[Data entries]
• • • •

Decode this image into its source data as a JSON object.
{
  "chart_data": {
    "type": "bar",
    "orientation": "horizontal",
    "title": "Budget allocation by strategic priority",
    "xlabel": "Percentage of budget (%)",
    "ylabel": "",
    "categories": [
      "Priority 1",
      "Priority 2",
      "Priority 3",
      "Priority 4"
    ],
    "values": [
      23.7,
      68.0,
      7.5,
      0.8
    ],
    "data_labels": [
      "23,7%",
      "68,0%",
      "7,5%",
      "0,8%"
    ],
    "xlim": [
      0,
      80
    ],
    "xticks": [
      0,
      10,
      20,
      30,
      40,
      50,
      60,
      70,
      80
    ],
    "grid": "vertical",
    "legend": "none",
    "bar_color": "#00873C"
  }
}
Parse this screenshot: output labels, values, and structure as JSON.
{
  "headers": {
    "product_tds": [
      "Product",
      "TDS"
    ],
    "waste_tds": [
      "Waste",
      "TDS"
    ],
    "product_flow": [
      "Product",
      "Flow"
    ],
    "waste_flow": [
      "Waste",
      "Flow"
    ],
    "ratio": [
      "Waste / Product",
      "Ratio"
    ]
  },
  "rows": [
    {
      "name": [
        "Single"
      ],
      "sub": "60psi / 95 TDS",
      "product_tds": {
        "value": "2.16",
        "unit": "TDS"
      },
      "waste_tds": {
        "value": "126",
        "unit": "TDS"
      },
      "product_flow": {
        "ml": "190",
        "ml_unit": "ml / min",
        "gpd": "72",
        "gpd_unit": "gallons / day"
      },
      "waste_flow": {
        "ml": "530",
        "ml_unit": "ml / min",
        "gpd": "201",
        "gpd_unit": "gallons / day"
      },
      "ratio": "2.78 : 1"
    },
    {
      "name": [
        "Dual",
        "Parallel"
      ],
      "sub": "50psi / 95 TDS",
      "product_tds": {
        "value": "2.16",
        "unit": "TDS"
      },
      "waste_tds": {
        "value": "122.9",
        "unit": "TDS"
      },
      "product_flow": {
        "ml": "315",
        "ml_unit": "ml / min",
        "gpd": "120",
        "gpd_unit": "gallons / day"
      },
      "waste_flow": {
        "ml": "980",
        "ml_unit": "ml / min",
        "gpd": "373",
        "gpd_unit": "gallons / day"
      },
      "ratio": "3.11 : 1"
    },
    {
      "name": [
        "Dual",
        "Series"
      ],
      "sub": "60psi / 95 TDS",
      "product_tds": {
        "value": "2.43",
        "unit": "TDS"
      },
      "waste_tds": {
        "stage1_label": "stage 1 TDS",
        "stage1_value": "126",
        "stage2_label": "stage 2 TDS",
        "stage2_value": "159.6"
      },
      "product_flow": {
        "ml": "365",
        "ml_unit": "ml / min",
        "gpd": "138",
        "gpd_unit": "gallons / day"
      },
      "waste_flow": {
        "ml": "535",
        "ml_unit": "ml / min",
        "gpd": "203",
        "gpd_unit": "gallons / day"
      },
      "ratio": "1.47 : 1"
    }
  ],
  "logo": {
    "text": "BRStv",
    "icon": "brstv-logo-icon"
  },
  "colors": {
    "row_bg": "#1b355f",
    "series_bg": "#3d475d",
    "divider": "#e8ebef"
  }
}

• • • •

Copy each entry exactly, with nothing added or dropped.

• [Result]
Decode this image into its source data as a JSON object.
{
  "chart_data": {
    "type": "bar",
    "orientation": "horizontal",
    "title": "Budget allocation by strategic priority",
    "xlabel": "Percentage of budget (%)",
    "ylabel": "",
    "categories": [
      "Priority 1",
      "Priority 2",
      "Priority 3",
      "Priority 4"
    ],
    "values": [
      23.7,
      68.0,
      7.5,
      0.8
    ],
    "data_labels": [
      "23,7%",
      "68,0%",
      "7,5%",
      "0,8%"
    ],
    "xlim": [
      0,
      80
    ],
    "xticks": [
      0,
      10,
      20,
      30,
      40,
      50,
      60,
      70,
      80
    ],
    "grid": "vertical",
    "legend": "none",
    "bar_color": "#00873C"
  }
}
Parse this screenshot: output labels, values, and structure as JSON.
{
  "headers": {
    "product_tds": [
      "Product",
      "TDS"
    ],
    "waste_tds": [
      "Waste",
      "TDS"
    ],
    "product_flow": [
      "Product",
      "Flow"
    ],
    "waste_flow": [
      "Waste",
      "Flow"
    ],
    "ratio": [
      "Waste / Product",
      "Ratio"
    ]
  },
  "rows": [
    {
      "name": [
        "Single"
      ],
      "sub": "60psi / 95 TDS",
      "product_tds": {
        "value": "2.16",
        "unit": "TDS"
      },
      "waste_tds": {
        "value": "126",
        "unit": "TDS"
      },
      "product_flow": {
        "ml": "190",
        "ml_unit": "ml / min",
        "gpd": "72",
        "gpd_unit": "gallons / day"
      },
      "waste_flow": {
        "ml": "530",
        "ml_unit": "ml / min",
        "gpd": "201",
        "gpd_unit": "gallons / day"
      },
      "ratio": "2.78 : 1"
    },
    {
      "name": [
        "Dual",
        "Parallel"
      ],
      "sub": "50psi / 95 TDS",
      "product_tds": {
        "value": "2.16",
        "unit": "TDS"
      },
      "waste_tds": {
        "value": "122.9",
        "unit": "TDS"
      },
      "product_flow": {
        "ml": "315",
        "ml_unit": "ml / min",
        "gpd": "120",
        "gpd_unit": "gallons / day"
      },
      "waste_flow": {
        "ml": "980",
        "ml_unit": "ml / min",
        "gpd": "373",
        "gpd_unit": "gallons / day"
      },
      "ratio": "3.11 : 1"
    },
    {
      "name": [
        "Dual",
        "Series"
      ],
      "sub": "60psi / 95 TDS",
      "product_tds": {
        "value": "2.43",
        "unit": "TDS"
      },
      "waste_tds": {
        "stage1_label": "stage 1 TDS",
        "stage1_value": "126",
        "stage2_label": "stage 2 TDS",
        "stage2_value": "159.6"
      },
      "product_flow": {
        "ml": "365",
        "ml_unit": "ml / min",
        "gpd": "138",
        "gpd_unit": "gallons / day"
      },
      "waste_flow": {
        "ml": "535",
        "ml_unit": "ml / min",
        "gpd": "203",
        "gpd_unit": "gallons / day"
      },
      "ratio": "1.47 : 1"
    }
  ],
  "logo": {
    "text": "BRStv",
    "icon": "brstv-logo-icon"
  },
  "colors": {
    "row_bg": "#1b355f",
    "series_bg": "#3d475d",
    "divider": "#e8ebef"
  }
}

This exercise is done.